Output the entries verbatim, including every line.

- EXTRACTED MATERIAL -
· · · · · · ·

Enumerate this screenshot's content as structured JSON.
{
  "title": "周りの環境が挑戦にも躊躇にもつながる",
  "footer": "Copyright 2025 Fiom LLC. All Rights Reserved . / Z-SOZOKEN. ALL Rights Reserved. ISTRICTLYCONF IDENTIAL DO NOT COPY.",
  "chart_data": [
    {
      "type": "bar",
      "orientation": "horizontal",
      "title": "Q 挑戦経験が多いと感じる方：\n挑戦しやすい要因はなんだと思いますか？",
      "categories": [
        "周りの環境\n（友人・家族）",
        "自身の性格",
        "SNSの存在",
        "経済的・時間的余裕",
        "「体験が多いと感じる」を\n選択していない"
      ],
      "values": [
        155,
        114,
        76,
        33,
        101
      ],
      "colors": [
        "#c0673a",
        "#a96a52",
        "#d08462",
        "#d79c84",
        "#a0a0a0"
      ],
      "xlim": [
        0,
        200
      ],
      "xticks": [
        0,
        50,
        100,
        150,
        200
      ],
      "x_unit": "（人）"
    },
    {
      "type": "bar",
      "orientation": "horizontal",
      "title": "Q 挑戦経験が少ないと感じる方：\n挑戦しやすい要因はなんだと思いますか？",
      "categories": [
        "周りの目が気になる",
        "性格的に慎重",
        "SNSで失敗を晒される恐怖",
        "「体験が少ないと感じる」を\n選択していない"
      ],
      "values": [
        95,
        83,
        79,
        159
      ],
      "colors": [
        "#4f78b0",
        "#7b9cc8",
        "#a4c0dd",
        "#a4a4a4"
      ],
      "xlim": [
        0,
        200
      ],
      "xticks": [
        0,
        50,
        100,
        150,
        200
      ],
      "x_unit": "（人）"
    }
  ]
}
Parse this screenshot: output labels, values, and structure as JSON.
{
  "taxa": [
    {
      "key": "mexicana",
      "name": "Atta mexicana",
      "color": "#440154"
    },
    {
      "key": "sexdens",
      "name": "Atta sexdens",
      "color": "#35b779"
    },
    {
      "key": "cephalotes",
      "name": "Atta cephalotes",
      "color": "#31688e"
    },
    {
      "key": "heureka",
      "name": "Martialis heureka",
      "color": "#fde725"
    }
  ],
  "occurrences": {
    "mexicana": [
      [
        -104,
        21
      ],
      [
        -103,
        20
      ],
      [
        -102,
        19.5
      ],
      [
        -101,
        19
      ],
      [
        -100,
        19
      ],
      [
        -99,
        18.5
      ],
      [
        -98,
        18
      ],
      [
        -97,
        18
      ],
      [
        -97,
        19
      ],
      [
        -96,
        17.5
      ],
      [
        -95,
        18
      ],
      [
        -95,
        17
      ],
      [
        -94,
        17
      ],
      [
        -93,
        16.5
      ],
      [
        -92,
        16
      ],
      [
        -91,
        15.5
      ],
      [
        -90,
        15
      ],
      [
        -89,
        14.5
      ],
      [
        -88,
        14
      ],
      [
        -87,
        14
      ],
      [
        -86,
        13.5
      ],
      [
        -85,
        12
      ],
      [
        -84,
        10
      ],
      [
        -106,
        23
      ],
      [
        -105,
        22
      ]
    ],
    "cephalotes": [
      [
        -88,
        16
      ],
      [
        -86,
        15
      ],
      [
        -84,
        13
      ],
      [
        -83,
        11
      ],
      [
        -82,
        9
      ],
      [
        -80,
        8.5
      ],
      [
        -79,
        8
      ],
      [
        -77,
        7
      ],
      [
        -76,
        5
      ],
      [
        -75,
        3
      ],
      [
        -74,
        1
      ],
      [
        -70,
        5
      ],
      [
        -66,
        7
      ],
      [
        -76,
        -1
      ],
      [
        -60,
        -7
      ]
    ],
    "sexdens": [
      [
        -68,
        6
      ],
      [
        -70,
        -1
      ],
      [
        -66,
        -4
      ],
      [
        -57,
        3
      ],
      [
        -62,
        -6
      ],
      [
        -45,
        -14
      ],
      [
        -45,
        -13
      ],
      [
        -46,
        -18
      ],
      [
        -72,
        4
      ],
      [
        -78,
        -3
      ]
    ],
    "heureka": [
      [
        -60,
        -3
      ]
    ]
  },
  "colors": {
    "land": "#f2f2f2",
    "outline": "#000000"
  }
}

· · · · · · ·

- EXERCISE SOLUTION -
Enumerate this screenshot's content as structured JSON.
{
  "title": "周りの環境が挑戦にも躊躇にもつながる",
  "footer": "Copyright 2025 Fiom LLC. All Rights Reserved . / Z-SOZOKEN. ALL Rights Reserved. ISTRICTLYCONF IDENTIAL DO NOT COPY.",
  "chart_data": [
    {
      "type": "bar",
      "orientation": "horizontal",
      "title": "Q 挑戦経験が多いと感じる方：\n挑戦しやすい要因はなんだと思いますか？",
      "categories": [
        "周りの環境\n（友人・家族）",
        "自身の性格",
        "SNSの存在",
        "経済的・時間的余裕",
        "「体験が多いと感じる」を\n選択していない"
      ],
      "values": [
        155,
        114,
        76,
        33,
        101
      ],
      "colors": [
        "#c0673a",
        "#a96a52",
        "#d08462",
        "#d79c84",
        "#a0a0a0"
      ],
      "xlim": [
        0,
        200
      ],
      "xticks": [
        0,
        50,
        100,
        150,
        200
      ],
      "x_unit": "（人）"
    },
    {
      "type": "bar",
      "orientation": "horizontal",
      "title": "Q 挑戦経験が少ないと感じる方：\n挑戦しやすい要因はなんだと思いますか？",
      "categories": [
        "周りの目が気になる",
        "性格的に慎重",
        "SNSで失敗を晒される恐怖",
        "「体験が少ないと感じる」を\n選択していない"
      ],
      "values": [
        95,
        83,
        79,
        159
      ],
      "colors": [
        "#4f78b0",
        "#7b9cc8",
        "#a4c0dd",
        "#a4a4a4"
      ],
      "xlim": [
        0,
        200
      ],
      "xticks": [
        0,
        50,
        100,
        150,
        200
      ],
      "x_unit": "（人）"
    }
  ]
}
Parse this screenshot: output labels, values, and structure as JSON.
{
  "taxa": [
    {
      "key": "mexicana",
      "name": "Atta mexicana",
      "color": "#440154"
    },
    {
      "key": "sexdens",
      "name": "Atta sexdens",
      "color": "#35b779"
    },
    {
      "key": "cephalotes",
      "name": "Atta cephalotes",
      "color": "#31688e"
    },
    {
      "key": "heureka",
      "name": "Martialis heureka",
      "color": "#fde725"
    }
  ],
  "occurrences": {
    "mexicana": [
      [
        -104,
        21
      ],
      [
        -103,
        20
      ],
      [
        -102,
        19.5
      ],
      [
        -101,
        19
      ],
      [
        -100,
        19
      ],
      [
        -99,
        18.5
      ],
      [
        -98,
        18
      ],
      [
        -97,
        18
      ],
      [
        -97,
        19
      ],
      [
        -96,
        17.5
      ],
      [
        -95,
        18
      ],
      [
        -95,
        17
      ],
      [
        -94,
        17
      ],
      [
        -93,
        16.5
      ],
      [
        -92,
        16
      ],
      [
        -91,
        15.5
      ],
      [
        -90,
        15
      ],
      [
        -89,
        14.5
      ],
      [
        -88,
        14
      ],
      [
        -87,
        14
      ],
      [
        -86,
        13.5
      ],
      [
        -85,
        12
      ],
      [
        -84,
        10
      ],
      [
        -106,
        23
      ],
      [
        -105,
        22
      ]
    ],
    "cephalotes": [
      [
        -88,
        16
      ],
      [
        -86,
        15
      ],
      [
        -84,
        13
      ],
      [
        -83,
        11
      ],
      [
        -82,
        9
      ],
      [
        -80,
        8.5
      ],
      [
        -79,
        8
      ],
      [
        -77,
        7
      ],
      [
        -76,
        5
      ],
      [
        -75,
        3
      ],
      [
        -74,
        1
      ],
      [
        -70,
        5
      ],
      [
        -66,
        7
      ],
      [
        -76,
        -1
      ],
      [
        -60,
        -7
      ]
    ],
    "sexdens": [
      [
        -68,
        6
      ],
      [
        -70,
        -1
      ],
      [
        -66,
        -4
      ],
      [
        -57,
        3
      ],
      [
        -62,
        -6
      ],
      [
        -45,
        -14
      ],
      [
        -45,
        -13
      ],
      [
        -46,
        -18
      ],
      [
        -72,
        4
      ],
      [
        -78,
        -3
      ]
    ],
    "heureka": [
      [
        -60,
        -3
      ]
    ]
  },
  "colors": {
    "land": "#f2f2f2",
    "outline": "#000000"
  }
}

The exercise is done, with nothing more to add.